*WRITTEN REQUEST*:
Pull out every line with the word "Bloomberg".

Saved entries
**********
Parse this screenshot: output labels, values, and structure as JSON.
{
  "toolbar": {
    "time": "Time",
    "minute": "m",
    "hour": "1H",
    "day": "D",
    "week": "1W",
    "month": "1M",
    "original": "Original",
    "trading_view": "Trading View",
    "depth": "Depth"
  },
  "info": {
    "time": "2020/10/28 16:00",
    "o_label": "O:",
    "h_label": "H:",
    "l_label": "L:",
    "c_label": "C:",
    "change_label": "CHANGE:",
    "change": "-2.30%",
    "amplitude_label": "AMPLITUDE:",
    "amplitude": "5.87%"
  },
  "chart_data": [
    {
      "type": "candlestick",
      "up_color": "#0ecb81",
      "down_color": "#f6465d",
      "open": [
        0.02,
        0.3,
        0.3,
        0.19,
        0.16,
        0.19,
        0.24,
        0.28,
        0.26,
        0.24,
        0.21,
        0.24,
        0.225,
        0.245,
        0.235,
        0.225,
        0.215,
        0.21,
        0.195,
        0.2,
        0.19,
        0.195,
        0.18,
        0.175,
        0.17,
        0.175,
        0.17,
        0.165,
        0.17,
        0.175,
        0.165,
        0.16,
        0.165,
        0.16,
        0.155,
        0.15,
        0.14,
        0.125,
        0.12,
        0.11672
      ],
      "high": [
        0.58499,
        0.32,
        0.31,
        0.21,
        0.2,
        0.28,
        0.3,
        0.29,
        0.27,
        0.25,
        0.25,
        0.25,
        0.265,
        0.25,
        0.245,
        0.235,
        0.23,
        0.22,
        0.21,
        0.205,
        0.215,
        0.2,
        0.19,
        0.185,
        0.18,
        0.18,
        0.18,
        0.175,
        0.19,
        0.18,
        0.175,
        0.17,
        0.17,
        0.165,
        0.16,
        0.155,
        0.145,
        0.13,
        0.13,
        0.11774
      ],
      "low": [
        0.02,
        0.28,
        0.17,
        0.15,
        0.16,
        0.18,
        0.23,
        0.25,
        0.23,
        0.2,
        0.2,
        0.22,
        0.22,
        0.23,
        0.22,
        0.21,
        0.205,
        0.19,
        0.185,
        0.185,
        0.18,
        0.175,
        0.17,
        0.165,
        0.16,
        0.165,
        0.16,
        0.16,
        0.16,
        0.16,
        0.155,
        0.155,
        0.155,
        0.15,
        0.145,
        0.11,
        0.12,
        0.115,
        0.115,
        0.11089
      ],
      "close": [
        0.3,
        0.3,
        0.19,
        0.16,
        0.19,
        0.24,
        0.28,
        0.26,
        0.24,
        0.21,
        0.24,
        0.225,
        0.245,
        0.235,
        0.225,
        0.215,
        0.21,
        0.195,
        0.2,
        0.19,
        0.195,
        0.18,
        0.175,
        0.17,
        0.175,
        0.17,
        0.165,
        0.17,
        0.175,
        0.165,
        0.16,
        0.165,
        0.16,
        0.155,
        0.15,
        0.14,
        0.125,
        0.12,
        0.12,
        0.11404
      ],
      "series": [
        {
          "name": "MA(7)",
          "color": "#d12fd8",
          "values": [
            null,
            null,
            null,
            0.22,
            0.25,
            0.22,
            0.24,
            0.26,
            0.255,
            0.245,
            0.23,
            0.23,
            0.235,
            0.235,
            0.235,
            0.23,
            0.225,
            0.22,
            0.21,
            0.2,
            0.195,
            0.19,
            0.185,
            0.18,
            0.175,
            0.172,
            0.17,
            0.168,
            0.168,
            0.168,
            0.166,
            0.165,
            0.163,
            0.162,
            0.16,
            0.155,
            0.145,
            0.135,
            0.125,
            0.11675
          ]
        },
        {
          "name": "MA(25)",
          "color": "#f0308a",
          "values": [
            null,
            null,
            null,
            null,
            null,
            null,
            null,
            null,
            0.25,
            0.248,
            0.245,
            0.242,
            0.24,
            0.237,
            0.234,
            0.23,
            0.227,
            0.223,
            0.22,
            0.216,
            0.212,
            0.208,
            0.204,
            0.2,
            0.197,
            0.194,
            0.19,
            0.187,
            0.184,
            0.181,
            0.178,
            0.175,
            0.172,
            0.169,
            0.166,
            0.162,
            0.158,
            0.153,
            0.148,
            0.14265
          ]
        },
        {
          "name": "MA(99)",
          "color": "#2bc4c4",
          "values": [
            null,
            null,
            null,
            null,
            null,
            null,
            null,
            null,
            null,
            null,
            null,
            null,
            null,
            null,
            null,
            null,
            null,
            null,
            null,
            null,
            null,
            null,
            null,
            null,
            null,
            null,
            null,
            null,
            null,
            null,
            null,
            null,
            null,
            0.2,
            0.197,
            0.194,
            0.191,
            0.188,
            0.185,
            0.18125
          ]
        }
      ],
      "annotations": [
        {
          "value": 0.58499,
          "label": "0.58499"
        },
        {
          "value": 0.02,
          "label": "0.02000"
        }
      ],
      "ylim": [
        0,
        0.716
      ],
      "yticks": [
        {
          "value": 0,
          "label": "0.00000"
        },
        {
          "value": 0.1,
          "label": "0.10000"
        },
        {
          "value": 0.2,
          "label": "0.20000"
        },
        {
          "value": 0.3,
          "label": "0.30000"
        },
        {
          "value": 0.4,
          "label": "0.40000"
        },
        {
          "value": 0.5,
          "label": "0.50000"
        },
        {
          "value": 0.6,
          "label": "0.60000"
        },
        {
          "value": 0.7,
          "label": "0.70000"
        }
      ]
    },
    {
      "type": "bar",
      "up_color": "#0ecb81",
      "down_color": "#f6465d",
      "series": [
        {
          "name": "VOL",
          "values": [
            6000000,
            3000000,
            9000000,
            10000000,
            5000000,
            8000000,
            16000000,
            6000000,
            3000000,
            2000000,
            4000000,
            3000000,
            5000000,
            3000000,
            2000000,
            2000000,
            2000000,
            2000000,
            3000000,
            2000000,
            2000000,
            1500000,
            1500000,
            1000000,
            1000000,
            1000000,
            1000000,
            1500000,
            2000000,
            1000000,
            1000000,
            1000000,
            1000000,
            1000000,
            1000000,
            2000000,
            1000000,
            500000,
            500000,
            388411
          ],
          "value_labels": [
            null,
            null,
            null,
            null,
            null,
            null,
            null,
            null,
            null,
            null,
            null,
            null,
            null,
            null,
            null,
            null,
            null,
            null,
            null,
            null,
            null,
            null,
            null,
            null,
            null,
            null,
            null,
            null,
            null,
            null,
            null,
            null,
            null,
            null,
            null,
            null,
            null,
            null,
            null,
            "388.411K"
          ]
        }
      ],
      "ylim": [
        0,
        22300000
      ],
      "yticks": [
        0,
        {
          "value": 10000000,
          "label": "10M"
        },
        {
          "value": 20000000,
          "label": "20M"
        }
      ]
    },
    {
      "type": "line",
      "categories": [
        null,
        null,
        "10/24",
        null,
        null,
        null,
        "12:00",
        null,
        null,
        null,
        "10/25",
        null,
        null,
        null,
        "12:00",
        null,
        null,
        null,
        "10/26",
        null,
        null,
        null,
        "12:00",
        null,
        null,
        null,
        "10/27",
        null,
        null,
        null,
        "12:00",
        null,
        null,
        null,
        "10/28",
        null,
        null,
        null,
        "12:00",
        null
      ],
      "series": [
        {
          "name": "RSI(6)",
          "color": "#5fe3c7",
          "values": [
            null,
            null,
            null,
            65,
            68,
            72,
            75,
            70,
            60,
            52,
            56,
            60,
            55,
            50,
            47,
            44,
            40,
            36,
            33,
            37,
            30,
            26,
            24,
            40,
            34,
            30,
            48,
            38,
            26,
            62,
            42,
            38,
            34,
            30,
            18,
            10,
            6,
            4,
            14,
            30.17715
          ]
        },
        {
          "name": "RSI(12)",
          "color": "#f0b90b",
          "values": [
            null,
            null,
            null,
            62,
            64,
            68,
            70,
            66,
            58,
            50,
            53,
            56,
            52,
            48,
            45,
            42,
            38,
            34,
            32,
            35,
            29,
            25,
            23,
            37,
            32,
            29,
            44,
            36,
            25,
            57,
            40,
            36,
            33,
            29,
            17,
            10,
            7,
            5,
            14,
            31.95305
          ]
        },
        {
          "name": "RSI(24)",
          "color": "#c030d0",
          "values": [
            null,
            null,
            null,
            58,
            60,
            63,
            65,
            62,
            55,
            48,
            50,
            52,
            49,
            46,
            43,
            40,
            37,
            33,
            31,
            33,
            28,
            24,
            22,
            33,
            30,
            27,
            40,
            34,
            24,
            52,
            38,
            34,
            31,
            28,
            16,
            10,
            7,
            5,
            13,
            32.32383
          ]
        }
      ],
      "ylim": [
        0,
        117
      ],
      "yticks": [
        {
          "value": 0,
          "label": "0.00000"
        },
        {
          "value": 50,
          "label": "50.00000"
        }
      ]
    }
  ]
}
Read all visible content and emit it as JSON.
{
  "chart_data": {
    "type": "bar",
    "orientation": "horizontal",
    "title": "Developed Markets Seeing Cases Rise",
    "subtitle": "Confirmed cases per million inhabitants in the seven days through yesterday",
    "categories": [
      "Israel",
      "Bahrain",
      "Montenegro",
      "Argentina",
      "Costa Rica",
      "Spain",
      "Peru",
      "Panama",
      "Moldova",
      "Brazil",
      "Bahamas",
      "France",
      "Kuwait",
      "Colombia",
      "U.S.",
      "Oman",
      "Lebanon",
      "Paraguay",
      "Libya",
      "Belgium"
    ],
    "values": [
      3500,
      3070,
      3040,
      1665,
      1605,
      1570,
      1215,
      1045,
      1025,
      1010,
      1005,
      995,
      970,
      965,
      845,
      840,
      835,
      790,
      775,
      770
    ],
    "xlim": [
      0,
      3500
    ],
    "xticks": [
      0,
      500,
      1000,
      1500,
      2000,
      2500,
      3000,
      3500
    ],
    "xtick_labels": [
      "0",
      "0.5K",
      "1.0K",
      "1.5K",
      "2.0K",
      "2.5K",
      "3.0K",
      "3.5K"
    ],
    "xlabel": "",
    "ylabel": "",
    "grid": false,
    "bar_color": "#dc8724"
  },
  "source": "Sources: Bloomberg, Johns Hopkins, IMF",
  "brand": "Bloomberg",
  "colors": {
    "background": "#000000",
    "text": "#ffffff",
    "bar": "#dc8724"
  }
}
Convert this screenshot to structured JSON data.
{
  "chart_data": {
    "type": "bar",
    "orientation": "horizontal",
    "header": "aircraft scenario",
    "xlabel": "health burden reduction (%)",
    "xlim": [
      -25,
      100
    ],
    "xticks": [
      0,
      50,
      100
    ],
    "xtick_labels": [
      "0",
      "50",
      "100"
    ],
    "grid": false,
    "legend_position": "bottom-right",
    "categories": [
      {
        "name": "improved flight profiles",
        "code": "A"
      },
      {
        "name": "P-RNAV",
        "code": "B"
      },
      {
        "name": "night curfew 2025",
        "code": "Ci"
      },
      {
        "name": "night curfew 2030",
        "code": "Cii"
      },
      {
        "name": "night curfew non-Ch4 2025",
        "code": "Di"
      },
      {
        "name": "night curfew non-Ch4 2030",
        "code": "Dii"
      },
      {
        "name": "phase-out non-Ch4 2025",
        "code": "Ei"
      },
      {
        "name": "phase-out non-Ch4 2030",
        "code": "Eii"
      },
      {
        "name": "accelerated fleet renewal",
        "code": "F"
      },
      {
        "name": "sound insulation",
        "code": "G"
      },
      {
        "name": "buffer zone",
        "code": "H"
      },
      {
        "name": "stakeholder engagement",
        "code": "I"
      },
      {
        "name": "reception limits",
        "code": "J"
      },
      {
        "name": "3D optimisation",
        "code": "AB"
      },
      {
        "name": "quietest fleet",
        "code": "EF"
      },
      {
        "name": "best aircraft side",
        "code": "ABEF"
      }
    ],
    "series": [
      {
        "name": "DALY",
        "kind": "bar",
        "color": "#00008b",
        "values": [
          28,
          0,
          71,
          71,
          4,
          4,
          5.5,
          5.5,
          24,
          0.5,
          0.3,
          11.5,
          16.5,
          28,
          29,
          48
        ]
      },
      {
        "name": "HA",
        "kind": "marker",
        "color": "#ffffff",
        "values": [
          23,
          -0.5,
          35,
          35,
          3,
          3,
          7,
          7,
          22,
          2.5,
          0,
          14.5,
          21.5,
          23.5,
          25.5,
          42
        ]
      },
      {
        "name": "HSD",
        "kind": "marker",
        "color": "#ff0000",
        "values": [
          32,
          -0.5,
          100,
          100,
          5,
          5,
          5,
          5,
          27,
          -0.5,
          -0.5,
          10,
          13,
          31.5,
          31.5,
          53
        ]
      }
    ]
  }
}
**********
*SOLUTION FOR THIS PROBLEM*:
  "source": "Sources: Bloomberg, Johns Hopkins, IMF",
  "brand": "Bloomberg",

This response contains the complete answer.